Keep only the lines of the listing that include the word "Science", and copy them.
━━━━━━━━━━━━━━━━━━━━━━━━━━━━━━
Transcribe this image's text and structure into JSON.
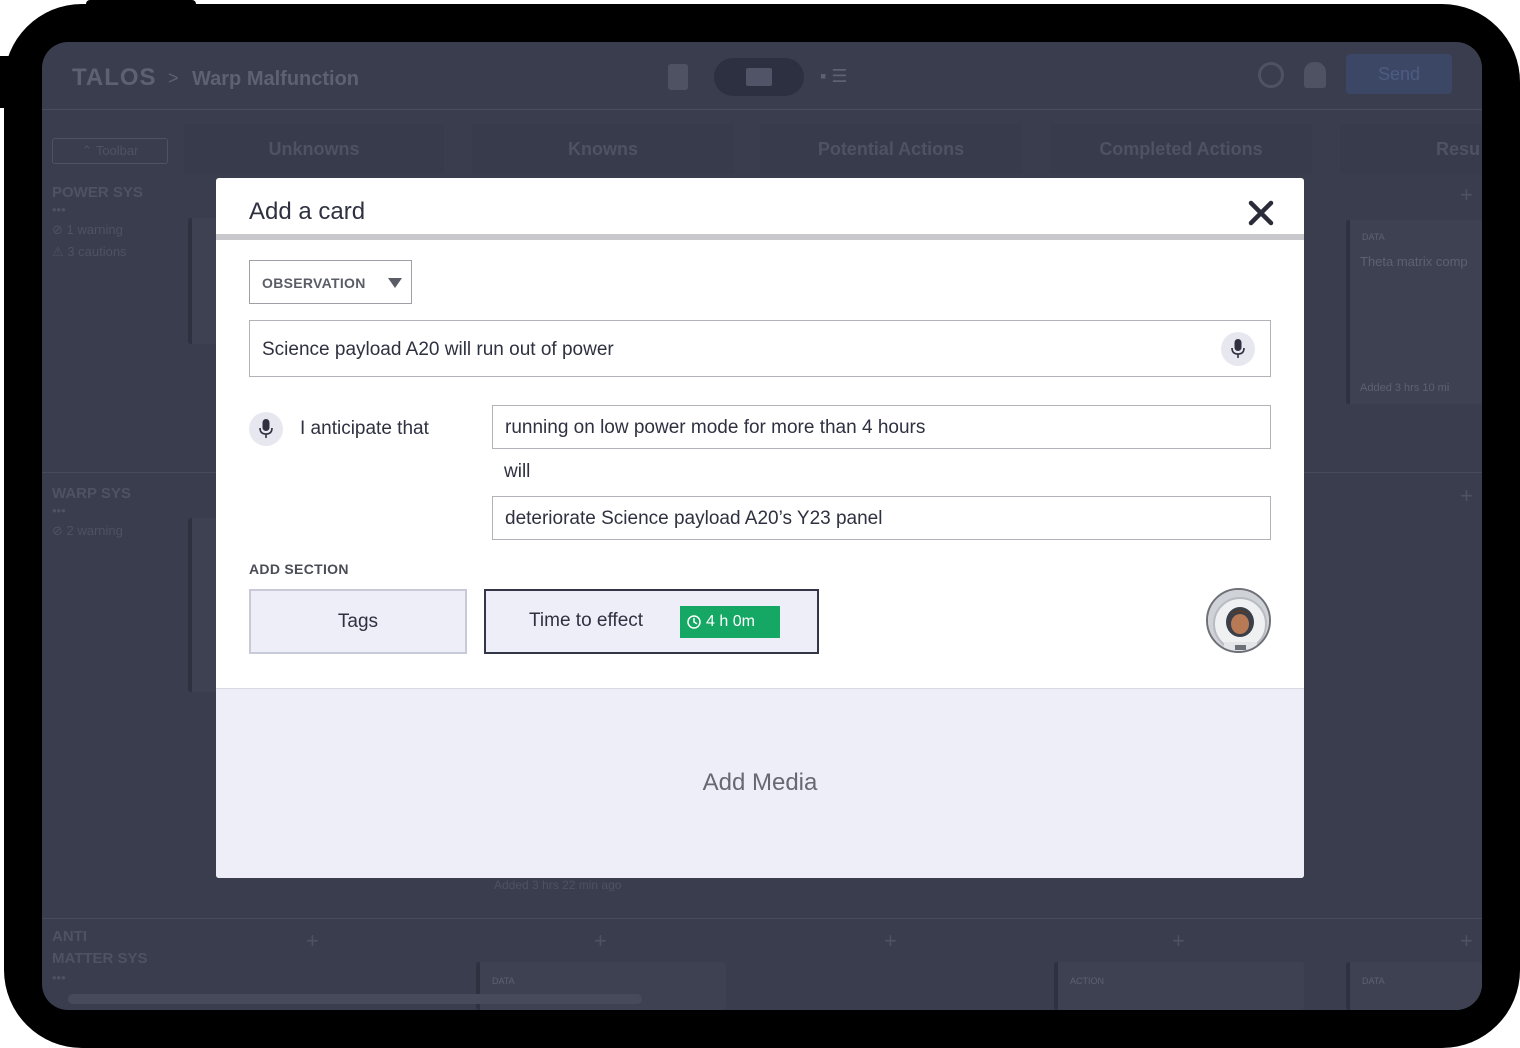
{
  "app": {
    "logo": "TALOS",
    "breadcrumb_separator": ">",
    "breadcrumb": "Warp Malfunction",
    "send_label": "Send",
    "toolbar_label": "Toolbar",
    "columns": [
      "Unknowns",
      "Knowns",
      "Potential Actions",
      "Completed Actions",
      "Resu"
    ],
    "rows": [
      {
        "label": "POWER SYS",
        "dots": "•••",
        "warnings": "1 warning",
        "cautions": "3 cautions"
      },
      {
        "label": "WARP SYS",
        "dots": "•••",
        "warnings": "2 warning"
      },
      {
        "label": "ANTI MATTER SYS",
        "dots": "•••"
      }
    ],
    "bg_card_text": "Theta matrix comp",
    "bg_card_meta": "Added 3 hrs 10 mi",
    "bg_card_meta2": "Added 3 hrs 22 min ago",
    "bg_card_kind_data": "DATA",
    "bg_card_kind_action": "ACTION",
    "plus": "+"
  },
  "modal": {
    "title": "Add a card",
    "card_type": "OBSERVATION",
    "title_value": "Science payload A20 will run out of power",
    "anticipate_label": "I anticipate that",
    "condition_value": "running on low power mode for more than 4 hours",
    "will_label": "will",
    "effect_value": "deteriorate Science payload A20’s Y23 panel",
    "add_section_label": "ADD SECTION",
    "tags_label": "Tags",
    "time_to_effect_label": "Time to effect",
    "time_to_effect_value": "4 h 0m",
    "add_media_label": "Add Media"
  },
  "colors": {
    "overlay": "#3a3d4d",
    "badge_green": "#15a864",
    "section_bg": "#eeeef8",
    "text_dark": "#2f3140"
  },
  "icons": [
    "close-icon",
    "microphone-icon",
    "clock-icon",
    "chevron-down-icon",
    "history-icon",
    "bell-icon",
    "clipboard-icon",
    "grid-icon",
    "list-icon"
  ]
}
━━━━━━━━━━━━━━━━━━━━━━━━━━━━━━
*FULL RESPONSE*
    "title_value": "Science payload A20 will run out of power",
    "effect_value": "deteriorate Science payload A20’s Y23 panel",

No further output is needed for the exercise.